**Текст для чтения:**
•••••
Опубликовано в журнале Знамя, номер 10, 2004
Метерлинка не ждали
Николай Коляда. Носферату: Пьесы и киносценарии. — Екатеринбург: Уральское издательство, 2003.
Николай Коляда — писатель, как принято говорить, плодовитый. Потому каждый раз, когда берешь в руки новую книгу, возникает опасение: вдруг самое лучшее уже написано? Когда-то ведь должно начаться повторение, “возвращение на круги”? По счастью, этого пока не происходит. Единственная из пьес (“Вор”) вызывает в памяти обошедшую многие сцены мира “Рогатку”: та же тема однополой любви, так же женщина играет неблаговидную роль… Пожалуй, новая пьеса более пессимистична: самоубийство (пусть и неудавшееся: вернувшаяся жена выключает оставленный героем газ) — не выход, если отойти от атеистического представления о мироздании.
•••••
**Задания:**
#1 Какая пьеса из сборника Николая Коляды, по словам рецензии, напоминает «Рогатку»?
#2 Переведите на английский предложение из рецензии на сборник Николая Коляды: «Николай Коляда — писатель, как принято говорить, плодовитый.»
#3 Процитируйте из рецензии на сборник Николая Коляды отрывок от слов «Николай Коляда —» до слов «представления о мироздании.» включительно.

**Данные:**
•••••
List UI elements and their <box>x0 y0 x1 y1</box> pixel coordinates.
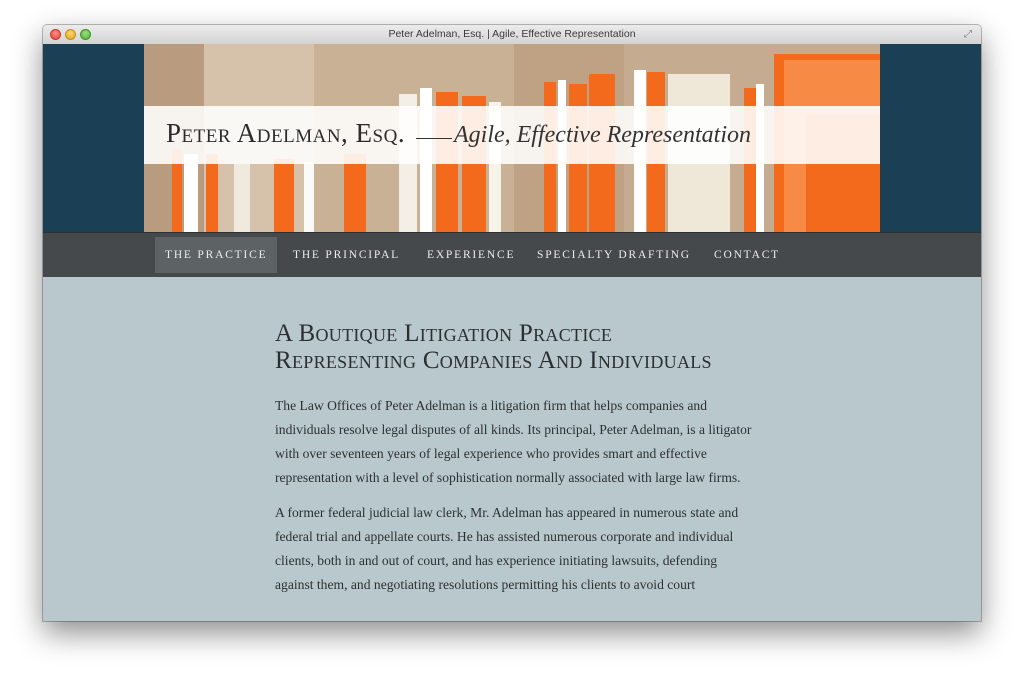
•••••
**Ответы к заданиям:**
#1 Пьеса «Вор».

#2 Nikolai Kolyada is, as they say, a prolific writer.

#3
Николай Коляда — писатель, как принято говорить, плодовитый. Потому каждый раз, когда берешь в руки новую книгу, возникает опасение: вдруг самое лучшее уже написано? Когда-то ведь должно начаться повторение, “возвращение на круги”? По счастью, этого пока не происходит. Единственная из пьес (“Вор”) вызывает в памяти обошедшую многие сцены мира “Рогатку”: та же тема однополой любви, так же женщина играет неблаговидную роль… Пожалуй, новая пьеса более пессимистична: самоубийство (пусть и неудавшееся: вернувшаяся жена выключает оставленный героем газ) — не выход, если отойти от атеистического представления о мироздании.